╭─ INPUT ROWS

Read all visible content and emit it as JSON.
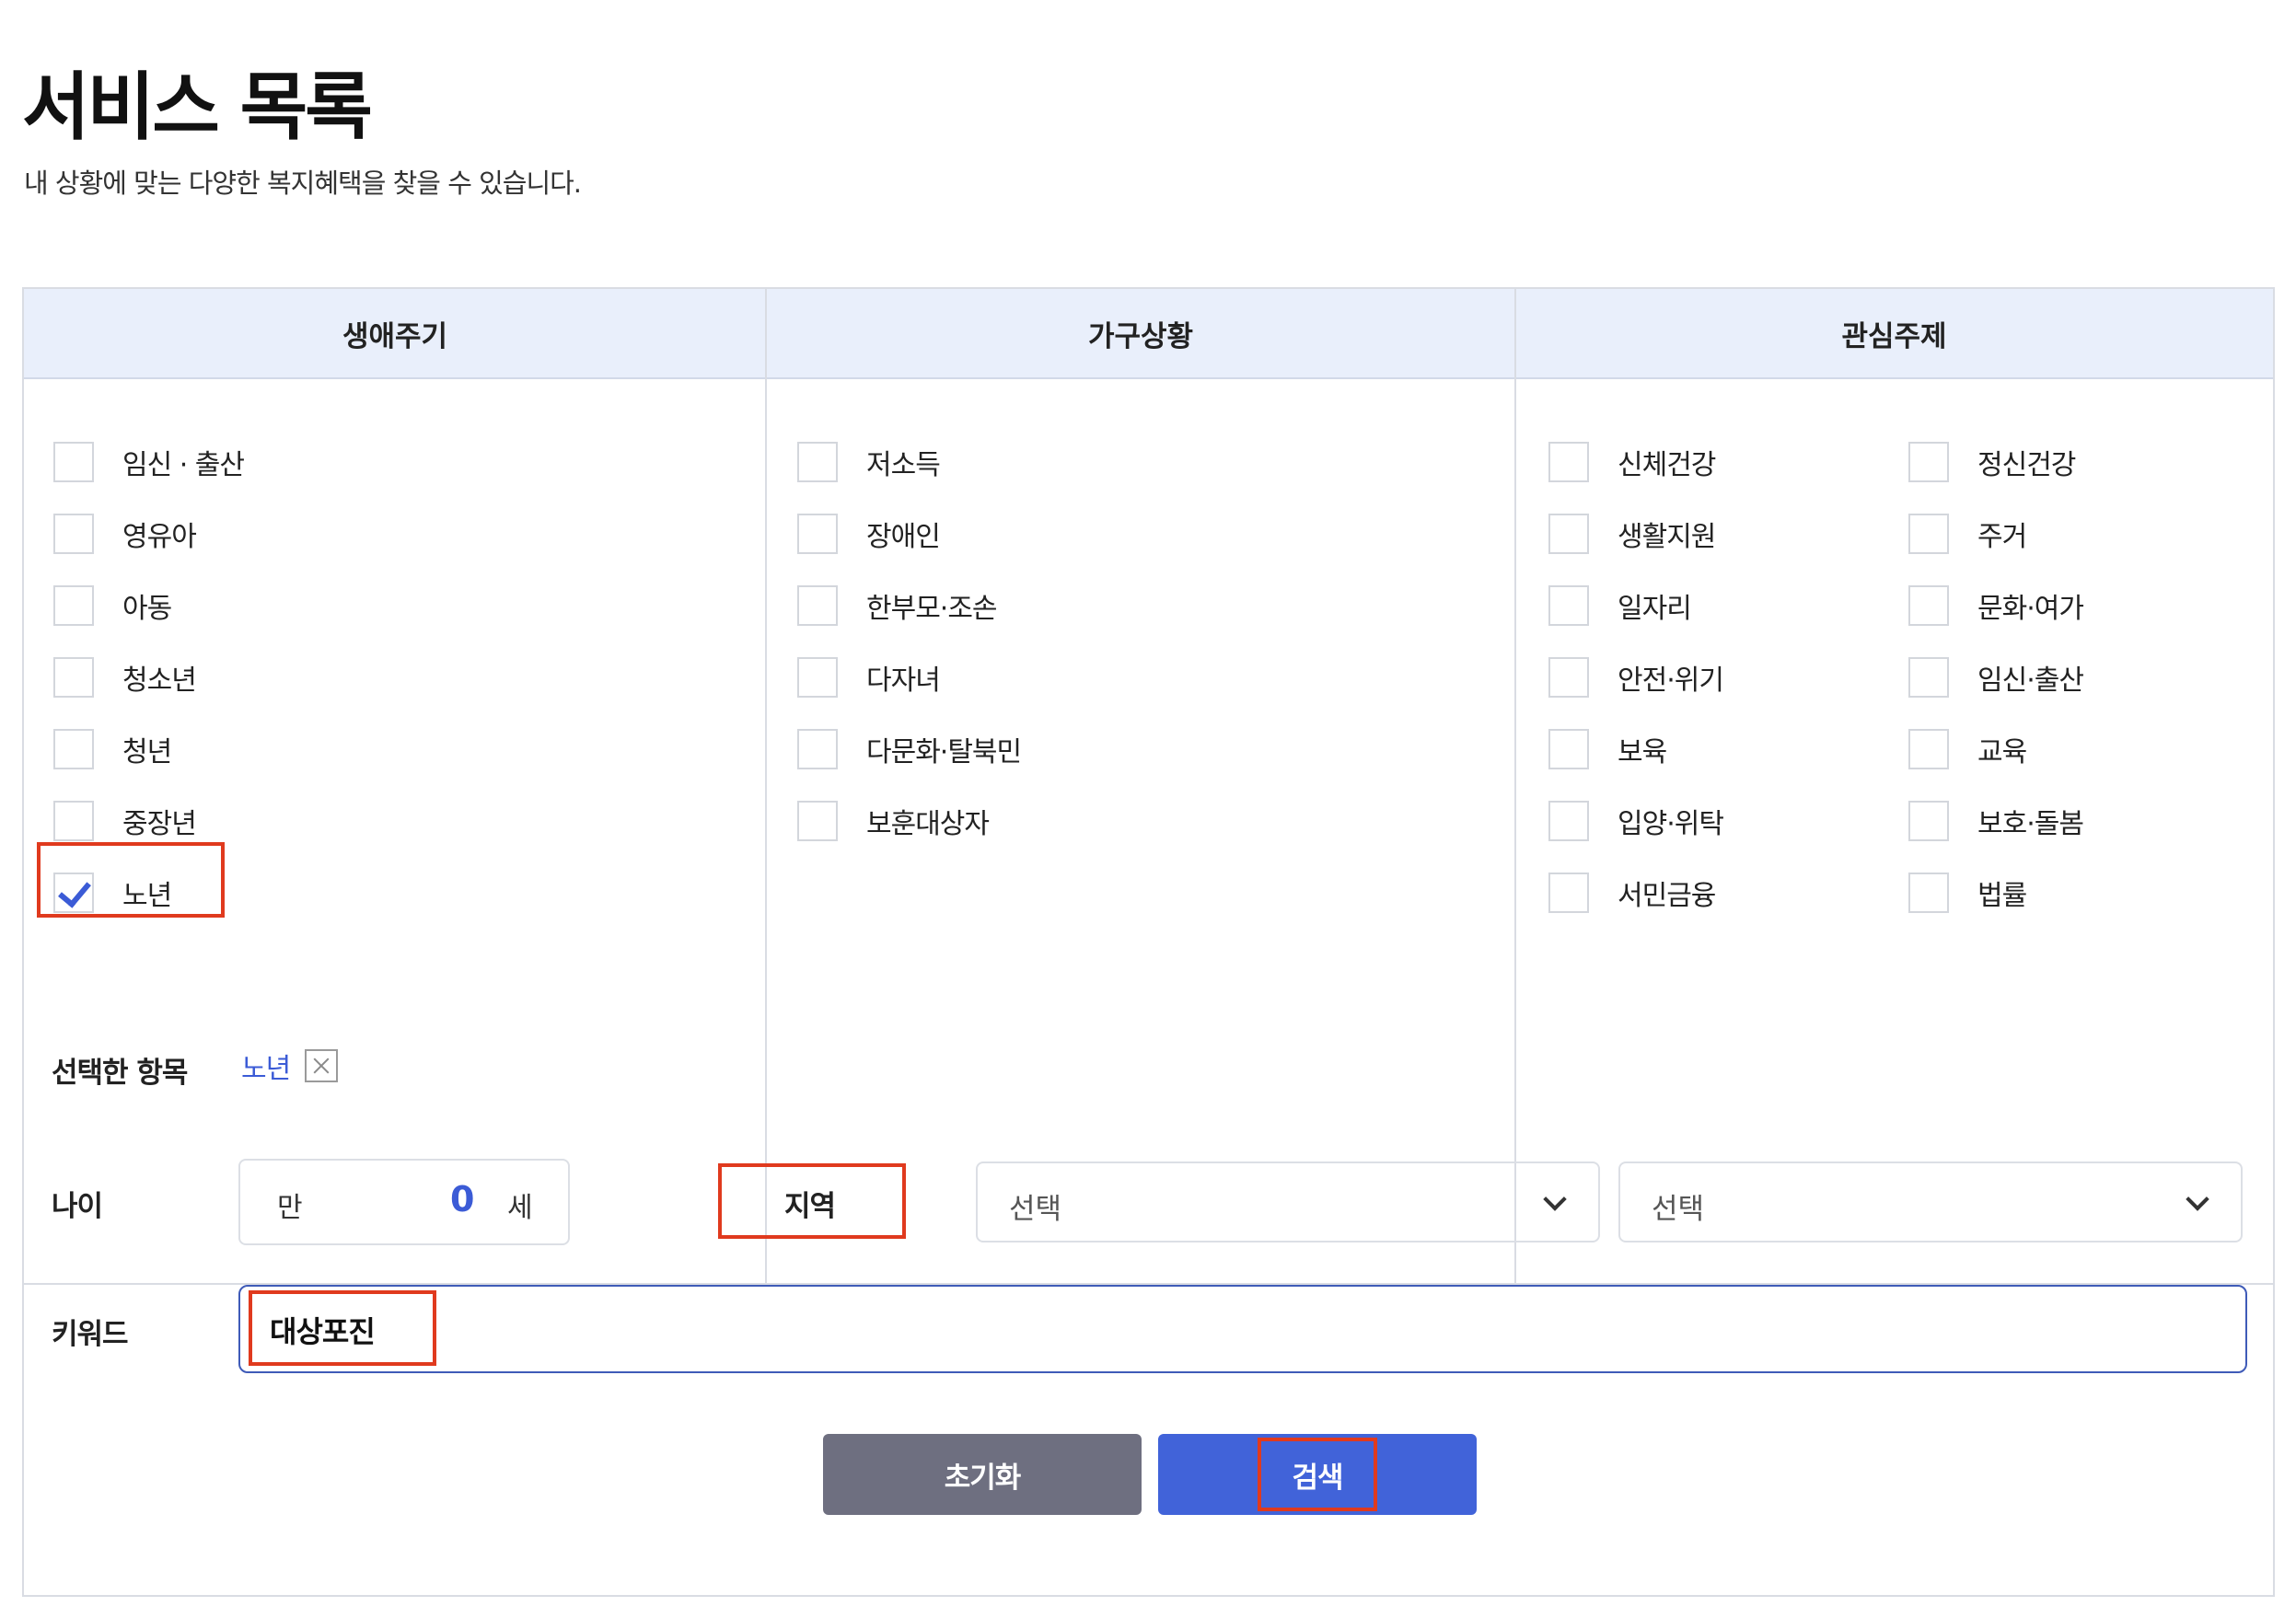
{
  "header": {
    "title": "서비스 목록",
    "description": "내 상황에 맞는 다양한 복지혜택을 찾을 수 있습니다."
  },
  "filters": {
    "lifecycle": {
      "title": "생애주기",
      "items": [
        {
          "label": "임신 · 출산",
          "checked": false
        },
        {
          "label": "영유아",
          "checked": false
        },
        {
          "label": "아동",
          "checked": false
        },
        {
          "label": "청소년",
          "checked": false
        },
        {
          "label": "청년",
          "checked": false
        },
        {
          "label": "중장년",
          "checked": false
        },
        {
          "label": "노년",
          "checked": true
        }
      ]
    },
    "household": {
      "title": "가구상황",
      "items": [
        {
          "label": "저소득",
          "checked": false
        },
        {
          "label": "장애인",
          "checked": false
        },
        {
          "label": "한부모·조손",
          "checked": false
        },
        {
          "label": "다자녀",
          "checked": false
        },
        {
          "label": "다문화·탈북민",
          "checked": false
        },
        {
          "label": "보훈대상자",
          "checked": false
        }
      ]
    },
    "interest": {
      "title": "관심주제",
      "items": [
        {
          "label": "신체건강",
          "checked": false
        },
        {
          "label": "정신건강",
          "checked": false
        },
        {
          "label": "생활지원",
          "checked": false
        },
        {
          "label": "주거",
          "checked": false
        },
        {
          "label": "일자리",
          "checked": false
        },
        {
          "label": "문화·여가",
          "checked": false
        },
        {
          "label": "안전·위기",
          "checked": false
        },
        {
          "label": "임신·출산",
          "checked": false
        },
        {
          "label": "보육",
          "checked": false
        },
        {
          "label": "교육",
          "checked": false
        },
        {
          "label": "입양·위탁",
          "checked": false
        },
        {
          "label": "보호·돌봄",
          "checked": false
        },
        {
          "label": "서민금융",
          "checked": false
        },
        {
          "label": "법률",
          "checked": false
        }
      ]
    }
  },
  "selected": {
    "label": "선택한 항목",
    "chip": "노년"
  },
  "age": {
    "label": "나이",
    "prefix": "만",
    "value": "0",
    "suffix": "세"
  },
  "region": {
    "label": "지역",
    "select1": "선택",
    "select2": "선택"
  },
  "keyword": {
    "label": "키워드",
    "value": "대상포진"
  },
  "buttons": {
    "reset": "초기화",
    "search": "검색"
  },
  "colors": {
    "accent": "#4163d9",
    "reset_button": "#6e6f80",
    "header_bg": "#e9effb",
    "highlight": "#e03a1e"
  }
}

╰─

_TASK INSTRUCTIONS_
In the entries above, locate every line with the word "title" and copy it.

_ANSWER TO THIS PROBLEM_
    "title": "서비스 목록",
      "title": "생애주기",
      "title": "가구상황",
      "title": "관심주제",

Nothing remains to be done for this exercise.